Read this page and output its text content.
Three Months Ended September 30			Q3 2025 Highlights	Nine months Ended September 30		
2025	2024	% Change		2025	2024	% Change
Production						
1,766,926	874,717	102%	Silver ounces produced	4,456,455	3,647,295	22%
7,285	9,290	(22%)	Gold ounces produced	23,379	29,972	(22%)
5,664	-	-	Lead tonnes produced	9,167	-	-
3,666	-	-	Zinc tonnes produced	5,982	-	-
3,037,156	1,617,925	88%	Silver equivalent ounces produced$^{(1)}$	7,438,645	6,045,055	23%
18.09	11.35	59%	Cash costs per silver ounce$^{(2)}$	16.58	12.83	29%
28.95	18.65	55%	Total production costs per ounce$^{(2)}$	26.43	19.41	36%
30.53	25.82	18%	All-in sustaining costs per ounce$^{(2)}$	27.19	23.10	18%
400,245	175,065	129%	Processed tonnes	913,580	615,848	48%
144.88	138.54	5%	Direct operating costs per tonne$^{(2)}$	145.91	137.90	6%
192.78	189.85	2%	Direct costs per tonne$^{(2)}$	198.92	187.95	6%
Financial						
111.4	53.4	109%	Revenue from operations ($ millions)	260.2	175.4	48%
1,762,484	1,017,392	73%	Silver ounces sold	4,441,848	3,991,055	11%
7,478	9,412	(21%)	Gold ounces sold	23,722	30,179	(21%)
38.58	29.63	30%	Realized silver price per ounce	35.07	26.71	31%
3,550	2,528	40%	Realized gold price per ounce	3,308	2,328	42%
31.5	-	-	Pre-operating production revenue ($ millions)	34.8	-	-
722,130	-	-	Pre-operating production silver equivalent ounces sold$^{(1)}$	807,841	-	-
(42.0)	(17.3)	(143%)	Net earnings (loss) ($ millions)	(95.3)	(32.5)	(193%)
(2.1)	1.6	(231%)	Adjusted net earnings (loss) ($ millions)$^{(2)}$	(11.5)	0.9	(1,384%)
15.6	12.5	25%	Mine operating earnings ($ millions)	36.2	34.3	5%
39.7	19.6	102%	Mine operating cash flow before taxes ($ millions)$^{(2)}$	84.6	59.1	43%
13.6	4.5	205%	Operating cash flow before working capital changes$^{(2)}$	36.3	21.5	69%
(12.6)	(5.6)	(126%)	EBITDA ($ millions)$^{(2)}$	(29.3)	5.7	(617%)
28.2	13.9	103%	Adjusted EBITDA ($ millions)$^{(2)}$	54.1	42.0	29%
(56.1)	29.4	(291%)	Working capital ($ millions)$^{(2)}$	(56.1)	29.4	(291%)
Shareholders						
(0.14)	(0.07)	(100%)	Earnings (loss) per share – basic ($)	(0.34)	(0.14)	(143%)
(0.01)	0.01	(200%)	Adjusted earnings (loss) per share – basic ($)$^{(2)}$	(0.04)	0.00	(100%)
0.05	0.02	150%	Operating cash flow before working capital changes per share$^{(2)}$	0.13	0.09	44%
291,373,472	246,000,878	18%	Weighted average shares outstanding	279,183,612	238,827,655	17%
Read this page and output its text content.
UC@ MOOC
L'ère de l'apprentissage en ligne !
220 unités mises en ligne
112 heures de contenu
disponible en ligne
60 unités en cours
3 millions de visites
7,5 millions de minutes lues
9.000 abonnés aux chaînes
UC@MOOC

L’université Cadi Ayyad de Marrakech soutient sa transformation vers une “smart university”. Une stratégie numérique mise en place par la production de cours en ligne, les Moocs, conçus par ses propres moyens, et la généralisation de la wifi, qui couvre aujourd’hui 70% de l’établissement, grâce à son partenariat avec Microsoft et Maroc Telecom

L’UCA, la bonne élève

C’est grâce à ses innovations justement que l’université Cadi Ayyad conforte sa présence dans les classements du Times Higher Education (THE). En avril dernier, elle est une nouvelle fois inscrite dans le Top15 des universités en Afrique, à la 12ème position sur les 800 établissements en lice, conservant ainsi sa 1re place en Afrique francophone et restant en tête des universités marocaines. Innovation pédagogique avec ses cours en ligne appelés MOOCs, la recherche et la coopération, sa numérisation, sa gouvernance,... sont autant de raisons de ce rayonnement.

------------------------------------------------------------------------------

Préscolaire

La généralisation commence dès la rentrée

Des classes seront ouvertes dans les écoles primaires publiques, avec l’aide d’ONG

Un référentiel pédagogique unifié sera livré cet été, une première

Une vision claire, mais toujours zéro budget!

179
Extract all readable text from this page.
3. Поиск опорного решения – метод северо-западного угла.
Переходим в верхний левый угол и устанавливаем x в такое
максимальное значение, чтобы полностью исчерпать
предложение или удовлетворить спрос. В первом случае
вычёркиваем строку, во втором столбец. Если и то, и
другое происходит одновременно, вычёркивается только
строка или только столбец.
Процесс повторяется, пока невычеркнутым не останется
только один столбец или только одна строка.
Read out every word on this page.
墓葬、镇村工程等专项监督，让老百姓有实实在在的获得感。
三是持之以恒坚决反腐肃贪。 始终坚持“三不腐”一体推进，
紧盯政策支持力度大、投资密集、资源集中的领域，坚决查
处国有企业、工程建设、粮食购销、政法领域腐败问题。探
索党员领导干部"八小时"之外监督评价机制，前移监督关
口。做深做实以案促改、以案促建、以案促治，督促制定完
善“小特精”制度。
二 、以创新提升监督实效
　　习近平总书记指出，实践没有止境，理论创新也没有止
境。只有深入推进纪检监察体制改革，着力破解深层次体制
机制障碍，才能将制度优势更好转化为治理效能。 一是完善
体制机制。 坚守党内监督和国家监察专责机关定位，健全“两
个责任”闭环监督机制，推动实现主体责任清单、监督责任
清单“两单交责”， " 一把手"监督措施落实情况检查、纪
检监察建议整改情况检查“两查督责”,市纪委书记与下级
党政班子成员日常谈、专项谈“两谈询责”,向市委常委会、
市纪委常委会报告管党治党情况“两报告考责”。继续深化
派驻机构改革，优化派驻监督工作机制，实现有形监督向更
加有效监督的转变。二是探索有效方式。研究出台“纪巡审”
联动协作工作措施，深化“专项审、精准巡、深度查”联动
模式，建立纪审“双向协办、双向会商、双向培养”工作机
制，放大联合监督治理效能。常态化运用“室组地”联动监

####

*Set exercise*. Extract, unchanged, the closing run of lines that opens with the line containing "Extract all readable text from this page." and ends with the last line.

*Expected output*.
Extract all readable text from this page.
3. Поиск опорного решения – метод северо-западного угла.
Переходим в верхний левый угол и устанавливаем x в такое
максимальное значение, чтобы полностью исчерпать
предложение или удовлетворить спрос. В первом случае
вычёркиваем строку, во втором столбец. Если и то, и
другое происходит одновременно, вычёркивается только
строка или только столбец.
Процесс повторяется, пока невычеркнутым не останется
только один столбец или только одна строка.
Read out every word on this page.
墓葬、镇村工程等专项监督，让老百姓有实实在在的获得感。
三是持之以恒坚决反腐肃贪。 始终坚持“三不腐”一体推进，
紧盯政策支持力度大、投资密集、资源集中的领域，坚决查
处国有企业、工程建设、粮食购销、政法领域腐败问题。探
索党员领导干部"八小时"之外监督评价机制，前移监督关
口。做深做实以案促改、以案促建、以案促治，督促制定完
善“小特精”制度。
二 、以创新提升监督实效
　　习近平总书记指出，实践没有止境，理论创新也没有止
境。只有深入推进纪检监察体制改革，着力破解深层次体制
机制障碍，才能将制度优势更好转化为治理效能。 一是完善
体制机制。 坚守党内监督和国家监察专责机关定位，健全“两
个责任”闭环监督机制，推动实现主体责任清单、监督责任
清单“两单交责”， " 一把手"监督措施落实情况检查、纪
检监察建议整改情况检查“两查督责”,市纪委书记与下级
党政班子成员日常谈、专项谈“两谈询责”,向市委常委会、
市纪委常委会报告管党治党情况“两报告考责”。继续深化
派驻机构改革，优化派驻监督工作机制，实现有形监督向更
加有效监督的转变。二是探索有效方式。研究出台“纪巡审”
联动协作工作措施，深化“专项审、精准巡、深度查”联动
模式，建立纪审“双向协办、双向会商、双向培养”工作机
制，放大联合监督治理效能。常态化运用“室组地”联动监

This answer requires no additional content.